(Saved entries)
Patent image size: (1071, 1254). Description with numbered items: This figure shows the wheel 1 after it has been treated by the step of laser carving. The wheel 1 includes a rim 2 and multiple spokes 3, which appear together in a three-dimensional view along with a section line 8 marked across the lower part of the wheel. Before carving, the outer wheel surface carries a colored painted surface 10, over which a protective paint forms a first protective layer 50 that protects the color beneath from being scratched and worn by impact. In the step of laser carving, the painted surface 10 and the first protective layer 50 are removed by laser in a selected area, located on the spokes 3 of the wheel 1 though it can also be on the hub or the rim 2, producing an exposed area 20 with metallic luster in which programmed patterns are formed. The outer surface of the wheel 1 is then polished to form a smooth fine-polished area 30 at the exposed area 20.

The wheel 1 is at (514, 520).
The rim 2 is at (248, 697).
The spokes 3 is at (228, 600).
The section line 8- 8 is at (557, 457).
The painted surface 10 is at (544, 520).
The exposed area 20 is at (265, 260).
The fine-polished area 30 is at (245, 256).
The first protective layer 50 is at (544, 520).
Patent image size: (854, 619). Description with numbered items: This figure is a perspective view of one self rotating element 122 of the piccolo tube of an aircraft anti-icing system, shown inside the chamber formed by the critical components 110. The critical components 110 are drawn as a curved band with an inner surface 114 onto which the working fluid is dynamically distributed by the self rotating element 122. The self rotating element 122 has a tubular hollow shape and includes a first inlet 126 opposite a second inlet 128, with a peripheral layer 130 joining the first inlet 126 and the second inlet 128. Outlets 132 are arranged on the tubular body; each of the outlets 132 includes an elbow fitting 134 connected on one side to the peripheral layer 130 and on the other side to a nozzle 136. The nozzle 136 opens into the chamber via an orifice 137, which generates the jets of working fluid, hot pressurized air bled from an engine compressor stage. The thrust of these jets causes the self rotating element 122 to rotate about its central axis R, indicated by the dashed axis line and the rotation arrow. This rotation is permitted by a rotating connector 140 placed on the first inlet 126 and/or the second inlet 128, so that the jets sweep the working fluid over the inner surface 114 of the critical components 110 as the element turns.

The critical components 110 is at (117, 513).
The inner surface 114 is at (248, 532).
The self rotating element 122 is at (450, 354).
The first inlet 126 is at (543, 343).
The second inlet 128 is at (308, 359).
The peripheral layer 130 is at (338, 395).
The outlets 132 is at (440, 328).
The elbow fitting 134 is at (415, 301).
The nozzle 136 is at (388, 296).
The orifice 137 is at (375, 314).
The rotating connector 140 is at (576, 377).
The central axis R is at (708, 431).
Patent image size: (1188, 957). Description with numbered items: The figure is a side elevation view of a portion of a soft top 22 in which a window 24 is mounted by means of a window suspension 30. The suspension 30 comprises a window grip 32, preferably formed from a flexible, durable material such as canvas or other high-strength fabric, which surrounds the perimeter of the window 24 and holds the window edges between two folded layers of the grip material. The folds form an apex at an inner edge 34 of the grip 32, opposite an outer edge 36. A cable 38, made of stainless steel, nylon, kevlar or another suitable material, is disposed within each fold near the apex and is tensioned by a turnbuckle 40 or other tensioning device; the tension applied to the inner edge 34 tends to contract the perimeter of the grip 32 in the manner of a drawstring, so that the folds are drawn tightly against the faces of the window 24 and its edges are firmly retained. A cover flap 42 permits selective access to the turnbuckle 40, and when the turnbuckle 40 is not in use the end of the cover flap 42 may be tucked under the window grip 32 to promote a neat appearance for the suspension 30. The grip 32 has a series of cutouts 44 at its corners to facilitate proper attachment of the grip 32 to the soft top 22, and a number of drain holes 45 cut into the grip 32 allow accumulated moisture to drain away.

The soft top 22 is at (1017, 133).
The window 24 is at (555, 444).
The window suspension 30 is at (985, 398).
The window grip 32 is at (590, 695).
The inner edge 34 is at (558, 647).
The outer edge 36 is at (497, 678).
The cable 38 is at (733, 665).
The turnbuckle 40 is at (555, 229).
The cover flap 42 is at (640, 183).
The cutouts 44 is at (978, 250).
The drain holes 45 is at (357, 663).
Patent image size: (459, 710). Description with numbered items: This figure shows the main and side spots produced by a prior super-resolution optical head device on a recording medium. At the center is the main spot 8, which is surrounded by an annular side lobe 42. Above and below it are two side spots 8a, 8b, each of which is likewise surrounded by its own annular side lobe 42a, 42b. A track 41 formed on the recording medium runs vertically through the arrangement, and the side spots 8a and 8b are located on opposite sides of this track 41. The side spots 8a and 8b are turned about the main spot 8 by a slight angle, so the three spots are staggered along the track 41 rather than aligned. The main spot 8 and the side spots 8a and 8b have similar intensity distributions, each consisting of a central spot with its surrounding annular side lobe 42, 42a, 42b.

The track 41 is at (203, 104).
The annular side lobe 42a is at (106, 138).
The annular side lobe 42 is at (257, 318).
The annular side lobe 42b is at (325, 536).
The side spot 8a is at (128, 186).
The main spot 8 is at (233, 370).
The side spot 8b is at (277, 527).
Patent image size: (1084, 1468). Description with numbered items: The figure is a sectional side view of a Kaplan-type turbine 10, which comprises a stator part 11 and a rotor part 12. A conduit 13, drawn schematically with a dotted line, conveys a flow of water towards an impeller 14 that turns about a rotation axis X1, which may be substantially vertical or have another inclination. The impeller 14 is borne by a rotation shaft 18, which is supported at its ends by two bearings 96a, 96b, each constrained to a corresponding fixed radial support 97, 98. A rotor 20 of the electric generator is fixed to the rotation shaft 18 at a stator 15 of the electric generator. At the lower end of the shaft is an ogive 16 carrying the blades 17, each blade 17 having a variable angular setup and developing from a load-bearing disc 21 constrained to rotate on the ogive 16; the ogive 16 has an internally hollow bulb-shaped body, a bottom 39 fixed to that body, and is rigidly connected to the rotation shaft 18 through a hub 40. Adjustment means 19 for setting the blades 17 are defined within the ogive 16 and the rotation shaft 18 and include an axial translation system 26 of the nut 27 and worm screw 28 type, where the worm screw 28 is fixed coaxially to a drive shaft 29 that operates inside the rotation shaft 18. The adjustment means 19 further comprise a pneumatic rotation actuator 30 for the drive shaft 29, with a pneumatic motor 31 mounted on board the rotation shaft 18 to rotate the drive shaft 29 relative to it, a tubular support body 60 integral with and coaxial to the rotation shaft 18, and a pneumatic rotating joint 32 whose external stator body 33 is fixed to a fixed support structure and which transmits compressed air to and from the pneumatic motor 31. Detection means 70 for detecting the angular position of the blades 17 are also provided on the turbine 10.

**To do:**
Format every line of the items above as a Markdown table with the columns "Row" and "Item line," numbering the rows and leaving out blank lines.

**Complete output:**
| Row | Item line |
|---|---|
| 1 | Patent image size: (1071, 1254). Description with numbered items: This figure shows the wheel 1 after it has been treated by the step of laser carving. The wheel 1 includes a rim 2 and multiple spokes 3, which appear together in a three-dimensional view along with a section line 8 marked across the lower part of the wheel. Before carving, the outer wheel surface carries a colored painted surface 10, over which a protective paint forms a first protective layer 50 that protects the color beneath from being scratched and worn by impact. In the step of laser carving, the painted surface 10 and the first protective layer 50 are removed by laser in a selected area, located on the spokes 3 of the wheel 1 though it can also be on the hub or the rim 2, producing an exposed area 20 with metallic luster in which programmed patterns are formed. The outer surface of the wheel 1 is then polished to form a smooth fine-polished area 30 at the exposed area 20. |
| 2 | The wheel 1 is at (514, 520). |
| 3 | The rim 2 is at (248, 697). |
| 4 | The spokes 3 is at (228, 600). |
| 5 | The section line 8- 8 is at (557, 457). |
| 6 | The painted surface 10 is at (544, 520). |
| 7 | The exposed area 20 is at (265, 260). |
| 8 | The fine-polished area 30 is at (245, 256). |
| 9 | The first protective layer 50 is at (544, 520). |
| 10 | Patent image size: (854, 619). Description with numbered items: This figure is a perspective view of one self rotating element 122 of the piccolo tube of an aircraft anti-icing system, shown inside the chamber formed by the critical components 110. The critical components 110 are drawn as a curved band with an inner surface 114 onto which the working fluid is dynamically distributed by the self rotating element 122. The self rotating element 122 has a tubular hollow shape and includes a first inlet 126 opposite a second inlet 128, with a peripheral layer 130 joining the first inlet 126 and the second inlet 128. Outlets 132 are arranged on the tubular body; each of the outlets 132 includes an elbow fitting 134 connected on one side to the peripheral layer 130 and on the other side to a nozzle 136. The nozzle 136 opens into the chamber via an orifice 137, which generates the jets of working fluid, hot pressurized air bled from an engine compressor stage. The thrust of these jets causes the self rotating element 122 to rotate about its central axis R, indicated by the dashed axis line and the rotation arrow. This rotation is permitted by a rotating connector 140 placed on the first inlet 126 and/or the second inlet 128, so that the jets sweep the working fluid over the inner surface 114 of the critical components 110 as the element turns. |
| 11 | The critical components 110 is at (117, 513). |
| 12 | The inner surface 114 is at (248, 532). |
| 13 | The self rotating element 122 is at (450, 354). |
| 14 | The first inlet 126 is at (543, 343). |
| 15 | The second inlet 128 is at (308, 359). |
| 16 | The peripheral layer 130 is at (338, 395). |
| 17 | The outlets 132 is at (440, 328). |
| 18 | The elbow fitting 134 is at (415, 301). |
| 19 | The nozzle 136 is at (388, 296). |
| 20 | The orifice 137 is at (375, 314). |
| 21 | The rotating connector 140 is at (576, 377). |
| 22 | The central axis R is at (708, 431). |
| 23 | Patent image size: (1188, 957). Description with numbered items: The figure is a side elevation view of a portion of a soft top 22 in which a window 24 is mounted by means of a window suspension 30. The suspension 30 comprises a window grip 32, preferably formed from a flexible, durable material such as canvas or other high-strength fabric, which surrounds the perimeter of the window 24 and holds the window edges between two folded layers of the grip material. The folds form an apex at an inner edge 34 of the grip 32, opposite an outer edge 36. A cable 38, made of stainless steel, nylon, kevlar or another suitable material, is disposed within each fold near the apex and is tensioned by a turnbuckle 40 or other tensioning device; the tension applied to the inner edge 34 tends to contract the perimeter of the grip 32 in the manner of a drawstring, so that the folds are drawn tightly against the faces of the window 24 and its edges are firmly retained. A cover flap 42 permits selective access to the turnbuckle 40, and when the turnbuckle 40 is not in use the end of the cover flap 42 may be tucked under the window grip 32 to promote a neat appearance for the suspension 30. The grip 32 has a series of cutouts 44 at its corners to facilitate proper attachment of the grip 32 to the soft top 22, and a number of drain holes 45 cut into the grip 32 allow accumulated moisture to drain away. |
| 24 | The soft top 22 is at (1017, 133). |
| 25 | The window 24 is at (555, 444). |
| 26 | The window suspension 30 is at (985, 398). |
| 27 | The window grip 32 is at (590, 695). |
| 28 | The inner edge 34 is at (558, 647). |
| 29 | The outer edge 36 is at (497, 678). |
| 30 | The cable 38 is at (733, 665). |
| 31 | The turnbuckle 40 is at (555, 229). |
| 32 | The cover flap 42 is at (640, 183). |
| 33 | The cutouts 44 is at (978, 250). |
| 34 | The drain holes 45 is at (357, 663). |
| 35 | Patent image size: (459, 710). Description with numbered items: This figure shows the main and side spots produced by a prior super-resolution optical head device on a recording medium. At the center is the main spot 8, which is surrounded by an annular side lobe 42. Above and below it are two side spots 8a, 8b, each of which is likewise surrounded by its own annular side lobe 42a, 42b. A track 41 formed on the recording medium runs vertically through the arrangement, and the side spots 8a and 8b are located on opposite sides of this track 41. The side spots 8a and 8b are turned about the main spot 8 by a slight angle, so the three spots are staggered along the track 41 rather than aligned. The main spot 8 and the side spots 8a and 8b have similar intensity distributions, each consisting of a central spot with its surrounding annular side lobe 42, 42a, 42b. |
| 36 | The track 41 is at (203, 104). |
| 37 | The annular side lobe 42a is at (106, 138). |
| 38 | The annular side lobe 42 is at (257, 318). |
| 39 | The annular side lobe 42b is at (325, 536). |
| 40 | The side spot 8a is at (128, 186). |
| 41 | The main spot 8 is at (233, 370). |
| 42 | The side spot 8b is at (277, 527). |
| 43 | Patent image size: (1084, 1468). Description with numbered items: The figure is a sectional side view of a Kaplan-type turbine 10, which comprises a stator part 11 and a rotor part 12. A conduit 13, drawn schematically with a dotted line, conveys a flow of water towards an impeller 14 that turns about a rotation axis X1, which may be substantially vertical or have another inclination. The impeller 14 is borne by a rotation shaft 18, which is supported at its ends by two bearings 96a, 96b, each constrained to a corresponding fixed radial support 97, 98. A rotor 20 of the electric generator is fixed to the rotation shaft 18 at a stator 15 of the electric generator. At the lower end of the shaft is an ogive 16 carrying the blades 17, each blade 17 having a variable angular setup and developing from a load-bearing disc 21 constrained to rotate on the ogive 16; the ogive 16 has an internally hollow bulb-shaped body, a bottom 39 fixed to that body, and is rigidly connected to the rotation shaft 18 through a hub 40. Adjustment means 19 for setting the blades 17 are defined within the ogive 16 and the rotation shaft 18 and include an axial translation system 26 of the nut 27 and worm screw 28 type, where the worm screw 28 is fixed coaxially to a drive shaft 29 that operates inside the rotation shaft 18. The adjustment means 19 further comprise a pneumatic rotation actuator 30 for the drive shaft 29, with a pneumatic motor 31 mounted on board the rotation shaft 18 to rotate the drive shaft 29 relative to it, a tubular support body 60 integral with and coaxial to the rotation shaft 18, and a pneumatic rotating joint 32 whose external stator body 33 is fixed to a fixed support structure and which transmits compressed air to and from the pneumatic motor 31. Detection means 70 for detecting the angular position of the blades 17 are also provided on the turbine 10. |